The task :: Each line of the material must be repeated precisely, with the pictures left out.

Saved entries
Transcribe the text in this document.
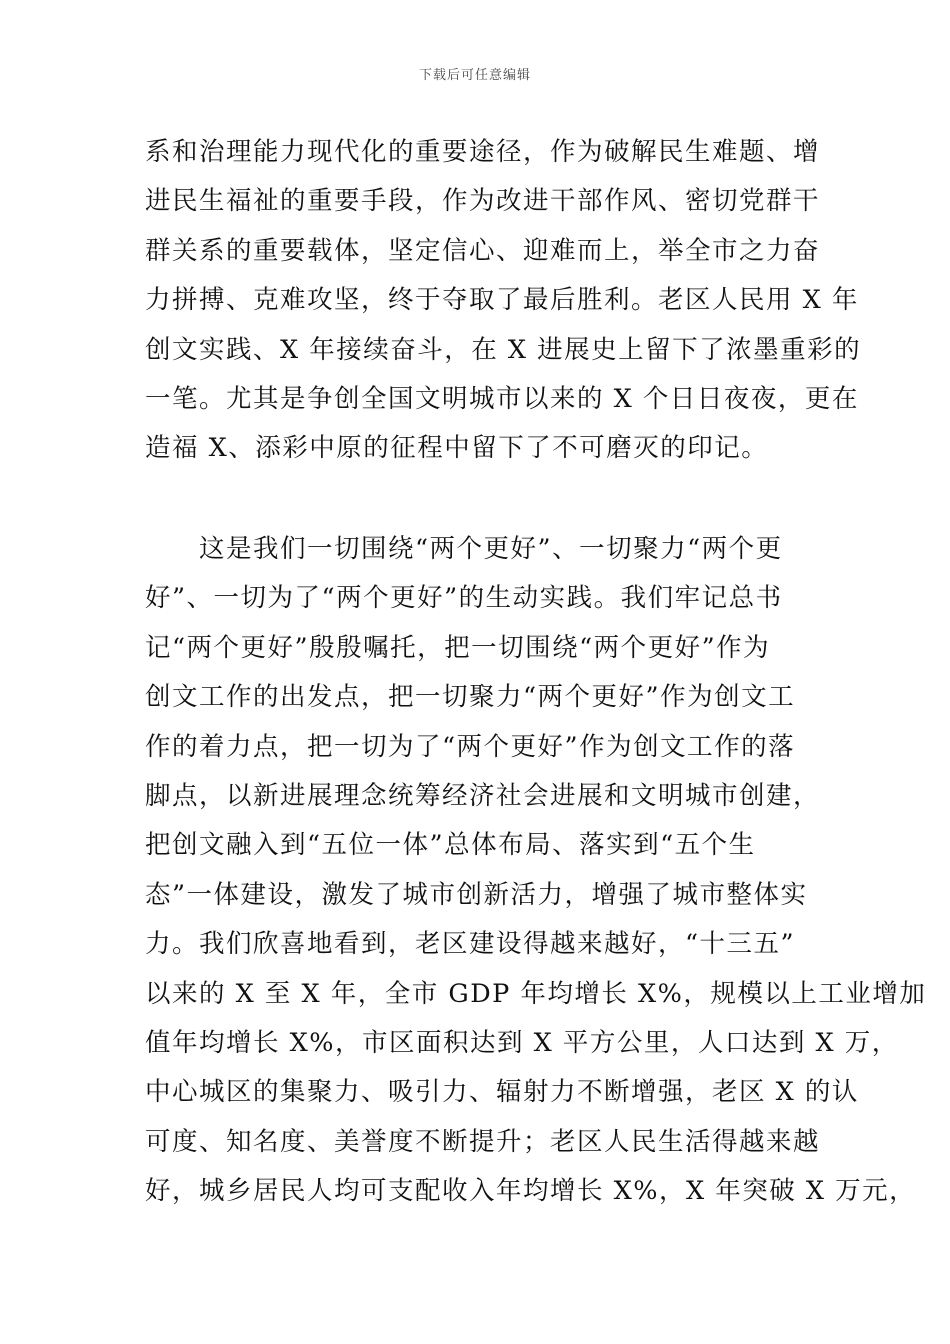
下载后可任意编辑
系和治理能力现代化的重要途径，作为破解民生难题、增
进民生福祉的重要手段，作为改进干部作风、密切党群干
群关系的重要载体，坚定信心、迎难而上，举全市之力奋
力拼搏、克难攻坚，终于夺取了最后胜利。老区人民用 X 年
创文实践、X 年接续奋斗，在 X 进展史上留下了浓墨重彩的
一笔。尤其是争创全国文明城市以来的 X 个日日夜夜，更在
造福 X、添彩中原的征程中留下了不可磨灭的印记。
　　这是我们一切围绕“两个更好”、一切聚力“两个更
好”、一切为了“两个更好”的生动实践。我们牢记总书
记“两个更好”殷殷嘱托，把一切围绕“两个更好”作为
创文工作的出发点，把一切聚力“两个更好”作为创文工
作的着力点，把一切为了“两个更好”作为创文工作的落
脚点，以新进展理念统筹经济社会进展和文明城市创建，
把创文融入到“五位一体”总体布局、落实到“五个生
态”一体建设，激发了城市创新活力，增强了城市整体实
力。我们欣喜地看到，老区建设得越来越好，“十三五”
以来的 X 至 X 年，全市 GDP 年均增长 X%，规模以上工业增加
值年均增长 X%，市区面积达到 X 平方公里，人口达到 X 万，
中心城区的集聚力、吸引力、辐射力不断增强，老区 X 的认
可度、知名度、美誉度不断提升；老区人民生活得越来越
好，城乡居民人均可支配收入年均增长 X%，X 年突破 X 万元，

Answer below ::
Transcribe the text in this document.
下载后可任意编辑
系和治理能力现代化的重要途径，作为破解民生难题、增
进民生福祉的重要手段，作为改进干部作风、密切党群干
群关系的重要载体，坚定信心、迎难而上，举全市之力奋
力拼搏、克难攻坚，终于夺取了最后胜利。老区人民用 X 年
创文实践、X 年接续奋斗，在 X 进展史上留下了浓墨重彩的
一笔。尤其是争创全国文明城市以来的 X 个日日夜夜，更在
造福 X、添彩中原的征程中留下了不可磨灭的印记。
　　这是我们一切围绕“两个更好”、一切聚力“两个更
好”、一切为了“两个更好”的生动实践。我们牢记总书
记“两个更好”殷殷嘱托，把一切围绕“两个更好”作为
创文工作的出发点，把一切聚力“两个更好”作为创文工
作的着力点，把一切为了“两个更好”作为创文工作的落
脚点，以新进展理念统筹经济社会进展和文明城市创建，
把创文融入到“五位一体”总体布局、落实到“五个生
态”一体建设，激发了城市创新活力，增强了城市整体实
力。我们欣喜地看到，老区建设得越来越好，“十三五”
以来的 X 至 X 年，全市 GDP 年均增长 X%，规模以上工业增加
值年均增长 X%，市区面积达到 X 平方公里，人口达到 X 万，
中心城区的集聚力、吸引力、辐射力不断增强，老区 X 的认
可度、知名度、美誉度不断提升；老区人民生活得越来越
好，城乡居民人均可支配收入年均增长 X%，X 年突破 X 万元，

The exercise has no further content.